**Rows**
* begin *

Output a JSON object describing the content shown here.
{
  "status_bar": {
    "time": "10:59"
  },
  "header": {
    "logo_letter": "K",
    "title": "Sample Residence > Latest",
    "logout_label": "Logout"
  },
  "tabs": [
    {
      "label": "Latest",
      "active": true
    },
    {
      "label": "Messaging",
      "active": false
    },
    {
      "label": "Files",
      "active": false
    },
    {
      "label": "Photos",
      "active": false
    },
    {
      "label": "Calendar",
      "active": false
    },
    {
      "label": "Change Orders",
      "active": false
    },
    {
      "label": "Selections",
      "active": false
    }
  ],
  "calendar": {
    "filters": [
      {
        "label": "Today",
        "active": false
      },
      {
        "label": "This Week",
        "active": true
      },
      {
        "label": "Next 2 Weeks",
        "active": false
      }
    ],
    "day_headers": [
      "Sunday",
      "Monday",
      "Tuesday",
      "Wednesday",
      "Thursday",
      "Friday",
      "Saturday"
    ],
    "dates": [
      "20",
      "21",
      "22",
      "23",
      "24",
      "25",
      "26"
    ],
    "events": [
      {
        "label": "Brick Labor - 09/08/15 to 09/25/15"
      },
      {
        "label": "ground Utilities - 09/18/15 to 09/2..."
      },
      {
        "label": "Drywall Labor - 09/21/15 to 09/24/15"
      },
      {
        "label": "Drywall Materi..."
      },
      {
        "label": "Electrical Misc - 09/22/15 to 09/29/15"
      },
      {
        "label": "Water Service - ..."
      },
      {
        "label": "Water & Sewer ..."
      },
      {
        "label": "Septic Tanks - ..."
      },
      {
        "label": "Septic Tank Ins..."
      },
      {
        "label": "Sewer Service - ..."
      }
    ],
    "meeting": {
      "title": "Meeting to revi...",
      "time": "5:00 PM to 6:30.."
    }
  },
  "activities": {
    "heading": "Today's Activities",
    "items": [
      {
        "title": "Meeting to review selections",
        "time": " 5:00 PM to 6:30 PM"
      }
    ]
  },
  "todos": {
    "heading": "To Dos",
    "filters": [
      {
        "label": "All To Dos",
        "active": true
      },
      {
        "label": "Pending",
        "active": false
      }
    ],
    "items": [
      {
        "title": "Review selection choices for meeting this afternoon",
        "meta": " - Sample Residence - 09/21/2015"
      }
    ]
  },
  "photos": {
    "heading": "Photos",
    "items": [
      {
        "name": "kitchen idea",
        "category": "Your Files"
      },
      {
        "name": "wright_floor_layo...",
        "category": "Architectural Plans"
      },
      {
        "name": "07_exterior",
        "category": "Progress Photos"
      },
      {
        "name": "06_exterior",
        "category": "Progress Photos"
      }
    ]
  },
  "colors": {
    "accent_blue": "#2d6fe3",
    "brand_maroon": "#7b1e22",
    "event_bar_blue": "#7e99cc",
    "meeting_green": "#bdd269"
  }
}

* end *

**Requirements**
Word for word, write out the data.

**Correct result**
Output a JSON object describing the content shown here.
{
  "status_bar": {
    "time": "10:59"
  },
  "header": {
    "logo_letter": "K",
    "title": "Sample Residence > Latest",
    "logout_label": "Logout"
  },
  "tabs": [
    {
      "label": "Latest",
      "active": true
    },
    {
      "label": "Messaging",
      "active": false
    },
    {
      "label": "Files",
      "active": false
    },
    {
      "label": "Photos",
      "active": false
    },
    {
      "label": "Calendar",
      "active": false
    },
    {
      "label": "Change Orders",
      "active": false
    },
    {
      "label": "Selections",
      "active": false
    }
  ],
  "calendar": {
    "filters": [
      {
        "label": "Today",
        "active": false
      },
      {
        "label": "This Week",
        "active": true
      },
      {
        "label": "Next 2 Weeks",
        "active": false
      }
    ],
    "day_headers": [
      "Sunday",
      "Monday",
      "Tuesday",
      "Wednesday",
      "Thursday",
      "Friday",
      "Saturday"
    ],
    "dates": [
      "20",
      "21",
      "22",
      "23",
      "24",
      "25",
      "26"
    ],
    "events": [
      {
        "label": "Brick Labor - 09/08/15 to 09/25/15"
      },
      {
        "label": "ground Utilities - 09/18/15 to 09/2..."
      },
      {
        "label": "Drywall Labor - 09/21/15 to 09/24/15"
      },
      {
        "label": "Drywall Materi..."
      },
      {
        "label": "Electrical Misc - 09/22/15 to 09/29/15"
      },
      {
        "label": "Water Service - ..."
      },
      {
        "label": "Water & Sewer ..."
      },
      {
        "label": "Septic Tanks - ..."
      },
      {
        "label": "Septic Tank Ins..."
      },
      {
        "label": "Sewer Service - ..."
      }
    ],
    "meeting": {
      "title": "Meeting to revi...",
      "time": "5:00 PM to 6:30.."
    }
  },
  "activities": {
    "heading": "Today's Activities",
    "items": [
      {
        "title": "Meeting to review selections",
        "time": " 5:00 PM to 6:30 PM"
      }
    ]
  },
  "todos": {
    "heading": "To Dos",
    "filters": [
      {
        "label": "All To Dos",
        "active": true
      },
      {
        "label": "Pending",
        "active": false
      }
    ],
    "items": [
      {
        "title": "Review selection choices for meeting this afternoon",
        "meta": " - Sample Residence - 09/21/2015"
      }
    ]
  },
  "photos": {
    "heading": "Photos",
    "items": [
      {
        "name": "kitchen idea",
        "category": "Your Files"
      },
      {
        "name": "wright_floor_layo...",
        "category": "Architectural Plans"
      },
      {
        "name": "07_exterior",
        "category": "Progress Photos"
      },
      {
        "name": "06_exterior",
        "category": "Progress Photos"
      }
    ]
  },
  "colors": {
    "accent_blue": "#2d6fe3",
    "brand_maroon": "#7b1e22",
    "event_bar_blue": "#7e99cc",
    "meeting_green": "#bdd269"
  }
}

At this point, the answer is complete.